- _Work instructions_: Whenever a line below holds the word "square", copy that line.

- _Exercise input_:
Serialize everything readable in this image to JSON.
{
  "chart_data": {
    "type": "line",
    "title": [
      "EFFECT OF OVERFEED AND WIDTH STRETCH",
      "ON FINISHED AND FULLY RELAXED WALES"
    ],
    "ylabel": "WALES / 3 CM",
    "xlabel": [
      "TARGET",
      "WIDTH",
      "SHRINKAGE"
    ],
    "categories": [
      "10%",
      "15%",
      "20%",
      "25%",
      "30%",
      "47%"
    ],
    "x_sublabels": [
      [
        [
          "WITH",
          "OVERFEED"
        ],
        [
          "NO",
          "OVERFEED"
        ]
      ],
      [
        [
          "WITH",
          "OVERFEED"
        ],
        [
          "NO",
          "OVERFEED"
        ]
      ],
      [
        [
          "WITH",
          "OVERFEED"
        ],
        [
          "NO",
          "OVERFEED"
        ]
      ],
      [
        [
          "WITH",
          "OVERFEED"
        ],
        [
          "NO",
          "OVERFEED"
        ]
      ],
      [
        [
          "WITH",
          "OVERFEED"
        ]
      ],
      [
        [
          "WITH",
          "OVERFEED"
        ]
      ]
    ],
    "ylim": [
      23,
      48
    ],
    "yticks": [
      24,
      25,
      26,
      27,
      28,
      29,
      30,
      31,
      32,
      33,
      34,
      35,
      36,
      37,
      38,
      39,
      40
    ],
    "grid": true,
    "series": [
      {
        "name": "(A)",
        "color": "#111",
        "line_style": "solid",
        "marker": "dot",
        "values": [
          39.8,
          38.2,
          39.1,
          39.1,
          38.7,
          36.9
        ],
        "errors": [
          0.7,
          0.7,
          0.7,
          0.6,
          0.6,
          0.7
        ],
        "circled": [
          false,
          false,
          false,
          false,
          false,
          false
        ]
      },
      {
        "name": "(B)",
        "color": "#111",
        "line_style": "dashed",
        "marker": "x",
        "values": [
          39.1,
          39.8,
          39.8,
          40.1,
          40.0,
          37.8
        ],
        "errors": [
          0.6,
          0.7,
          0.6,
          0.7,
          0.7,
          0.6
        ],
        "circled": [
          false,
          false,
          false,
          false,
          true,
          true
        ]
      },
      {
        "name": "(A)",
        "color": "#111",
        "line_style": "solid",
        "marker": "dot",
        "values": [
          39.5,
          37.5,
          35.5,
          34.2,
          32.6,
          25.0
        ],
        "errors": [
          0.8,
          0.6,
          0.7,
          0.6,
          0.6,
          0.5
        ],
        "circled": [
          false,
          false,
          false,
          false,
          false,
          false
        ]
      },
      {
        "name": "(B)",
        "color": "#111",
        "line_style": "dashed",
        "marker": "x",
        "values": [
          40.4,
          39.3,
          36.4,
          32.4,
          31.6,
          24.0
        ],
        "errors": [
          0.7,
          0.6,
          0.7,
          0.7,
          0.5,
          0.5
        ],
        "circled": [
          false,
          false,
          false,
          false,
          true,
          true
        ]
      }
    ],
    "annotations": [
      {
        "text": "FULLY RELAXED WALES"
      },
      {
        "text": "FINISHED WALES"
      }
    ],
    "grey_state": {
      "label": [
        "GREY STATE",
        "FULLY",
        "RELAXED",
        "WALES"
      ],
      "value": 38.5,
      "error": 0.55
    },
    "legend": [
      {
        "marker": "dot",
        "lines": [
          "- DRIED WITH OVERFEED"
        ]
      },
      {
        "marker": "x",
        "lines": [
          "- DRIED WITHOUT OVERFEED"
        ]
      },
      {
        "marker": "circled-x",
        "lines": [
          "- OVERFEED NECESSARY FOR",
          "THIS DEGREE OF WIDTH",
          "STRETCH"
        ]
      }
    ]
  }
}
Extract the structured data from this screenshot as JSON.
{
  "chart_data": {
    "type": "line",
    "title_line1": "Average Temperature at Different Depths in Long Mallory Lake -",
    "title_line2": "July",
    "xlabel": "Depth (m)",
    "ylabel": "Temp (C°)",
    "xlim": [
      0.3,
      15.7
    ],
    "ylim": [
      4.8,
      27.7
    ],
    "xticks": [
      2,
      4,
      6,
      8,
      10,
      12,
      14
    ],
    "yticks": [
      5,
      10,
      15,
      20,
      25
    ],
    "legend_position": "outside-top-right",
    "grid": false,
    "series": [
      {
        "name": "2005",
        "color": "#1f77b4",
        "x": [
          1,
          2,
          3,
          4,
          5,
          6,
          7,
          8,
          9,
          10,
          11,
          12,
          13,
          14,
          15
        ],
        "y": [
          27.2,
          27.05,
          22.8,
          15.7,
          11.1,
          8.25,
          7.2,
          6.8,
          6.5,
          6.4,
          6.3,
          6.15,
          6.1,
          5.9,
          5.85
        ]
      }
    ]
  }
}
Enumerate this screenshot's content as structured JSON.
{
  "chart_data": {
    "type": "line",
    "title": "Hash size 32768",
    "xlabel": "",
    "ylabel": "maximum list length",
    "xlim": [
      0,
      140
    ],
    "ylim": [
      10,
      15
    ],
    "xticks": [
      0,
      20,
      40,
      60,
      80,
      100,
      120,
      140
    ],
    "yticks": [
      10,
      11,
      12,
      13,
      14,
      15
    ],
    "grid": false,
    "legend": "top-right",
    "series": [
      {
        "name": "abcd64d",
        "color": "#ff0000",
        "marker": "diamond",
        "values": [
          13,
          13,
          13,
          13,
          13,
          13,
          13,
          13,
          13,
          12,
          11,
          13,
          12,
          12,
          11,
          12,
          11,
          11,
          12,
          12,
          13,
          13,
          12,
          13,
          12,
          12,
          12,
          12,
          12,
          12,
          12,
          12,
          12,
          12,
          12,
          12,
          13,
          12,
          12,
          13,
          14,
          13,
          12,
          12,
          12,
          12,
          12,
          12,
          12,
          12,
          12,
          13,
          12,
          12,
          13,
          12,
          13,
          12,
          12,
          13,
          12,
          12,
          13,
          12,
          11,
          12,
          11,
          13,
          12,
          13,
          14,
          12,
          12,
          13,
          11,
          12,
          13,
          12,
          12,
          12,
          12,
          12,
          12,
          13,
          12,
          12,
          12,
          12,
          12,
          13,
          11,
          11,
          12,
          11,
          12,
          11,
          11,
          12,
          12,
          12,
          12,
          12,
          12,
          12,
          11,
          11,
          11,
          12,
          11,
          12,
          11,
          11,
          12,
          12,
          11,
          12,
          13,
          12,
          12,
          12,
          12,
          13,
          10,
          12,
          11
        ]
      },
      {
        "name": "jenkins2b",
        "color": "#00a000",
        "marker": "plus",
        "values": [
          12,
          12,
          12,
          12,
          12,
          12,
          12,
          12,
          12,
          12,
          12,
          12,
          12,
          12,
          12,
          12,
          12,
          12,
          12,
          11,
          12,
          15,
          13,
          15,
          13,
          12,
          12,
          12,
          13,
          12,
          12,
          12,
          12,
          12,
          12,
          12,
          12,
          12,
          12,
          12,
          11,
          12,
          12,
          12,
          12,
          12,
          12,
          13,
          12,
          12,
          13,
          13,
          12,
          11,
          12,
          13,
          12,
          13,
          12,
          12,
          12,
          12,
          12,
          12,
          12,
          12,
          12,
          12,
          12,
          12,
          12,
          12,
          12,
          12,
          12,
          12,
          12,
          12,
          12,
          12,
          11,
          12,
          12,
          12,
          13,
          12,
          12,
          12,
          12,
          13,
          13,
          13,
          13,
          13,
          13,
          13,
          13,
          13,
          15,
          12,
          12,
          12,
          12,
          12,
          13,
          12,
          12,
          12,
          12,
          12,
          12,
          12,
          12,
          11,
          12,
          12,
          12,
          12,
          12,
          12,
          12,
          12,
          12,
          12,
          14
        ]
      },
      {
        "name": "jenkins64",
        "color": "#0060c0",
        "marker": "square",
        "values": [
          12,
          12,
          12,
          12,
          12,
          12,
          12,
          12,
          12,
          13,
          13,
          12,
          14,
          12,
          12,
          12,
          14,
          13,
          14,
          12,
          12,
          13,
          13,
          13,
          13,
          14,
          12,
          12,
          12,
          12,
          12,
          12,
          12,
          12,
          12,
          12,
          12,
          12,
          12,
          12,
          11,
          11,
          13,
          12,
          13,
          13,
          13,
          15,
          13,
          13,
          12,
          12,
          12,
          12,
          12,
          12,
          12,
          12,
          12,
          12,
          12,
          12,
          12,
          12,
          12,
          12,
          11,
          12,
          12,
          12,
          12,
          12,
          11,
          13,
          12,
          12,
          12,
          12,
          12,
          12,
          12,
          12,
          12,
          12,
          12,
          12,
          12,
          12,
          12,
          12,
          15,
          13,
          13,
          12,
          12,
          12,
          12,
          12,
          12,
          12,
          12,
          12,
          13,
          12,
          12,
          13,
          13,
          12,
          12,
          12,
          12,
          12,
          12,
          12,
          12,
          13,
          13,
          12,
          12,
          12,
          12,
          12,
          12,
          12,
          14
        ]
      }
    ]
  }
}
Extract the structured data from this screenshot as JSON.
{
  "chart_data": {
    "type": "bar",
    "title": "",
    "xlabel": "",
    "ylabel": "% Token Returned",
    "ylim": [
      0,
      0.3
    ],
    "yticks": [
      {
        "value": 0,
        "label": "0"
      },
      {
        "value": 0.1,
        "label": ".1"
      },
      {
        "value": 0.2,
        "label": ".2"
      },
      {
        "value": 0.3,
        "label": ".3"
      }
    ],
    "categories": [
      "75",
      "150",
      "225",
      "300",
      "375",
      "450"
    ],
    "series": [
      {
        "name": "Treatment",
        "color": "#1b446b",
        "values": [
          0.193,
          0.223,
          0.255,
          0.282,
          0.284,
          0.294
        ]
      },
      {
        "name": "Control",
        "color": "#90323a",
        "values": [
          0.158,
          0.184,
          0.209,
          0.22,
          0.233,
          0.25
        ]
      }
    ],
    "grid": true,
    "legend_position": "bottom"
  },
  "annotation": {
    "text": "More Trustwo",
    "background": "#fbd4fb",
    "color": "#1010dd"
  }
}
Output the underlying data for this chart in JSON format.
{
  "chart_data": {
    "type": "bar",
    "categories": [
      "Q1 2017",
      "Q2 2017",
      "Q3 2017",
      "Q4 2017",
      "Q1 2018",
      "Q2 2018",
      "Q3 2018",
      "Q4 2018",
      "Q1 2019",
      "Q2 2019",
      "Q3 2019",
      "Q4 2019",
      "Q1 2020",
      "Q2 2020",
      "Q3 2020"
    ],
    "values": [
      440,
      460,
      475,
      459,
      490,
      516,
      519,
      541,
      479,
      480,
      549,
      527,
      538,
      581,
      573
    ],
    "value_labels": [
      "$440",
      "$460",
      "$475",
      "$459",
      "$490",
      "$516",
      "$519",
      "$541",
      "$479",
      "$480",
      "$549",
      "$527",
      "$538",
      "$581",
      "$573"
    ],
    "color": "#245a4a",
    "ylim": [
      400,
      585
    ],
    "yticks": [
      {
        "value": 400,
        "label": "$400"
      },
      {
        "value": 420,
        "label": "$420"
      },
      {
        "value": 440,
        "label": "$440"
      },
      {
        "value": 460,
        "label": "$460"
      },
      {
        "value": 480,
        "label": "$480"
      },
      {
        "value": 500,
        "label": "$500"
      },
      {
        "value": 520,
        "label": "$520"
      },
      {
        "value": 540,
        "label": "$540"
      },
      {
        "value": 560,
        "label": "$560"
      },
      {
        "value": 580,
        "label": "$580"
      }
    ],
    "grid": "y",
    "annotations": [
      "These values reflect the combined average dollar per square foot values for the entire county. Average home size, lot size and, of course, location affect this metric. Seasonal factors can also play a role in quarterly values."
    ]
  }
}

- _Solved exercise_:
        "marker": "square",
      "These values reflect the combined average dollar per square foot values for the entire county. Average home size, lot size and, of course, location affect this metric. Seasonal factors can also play a role in quarterly values."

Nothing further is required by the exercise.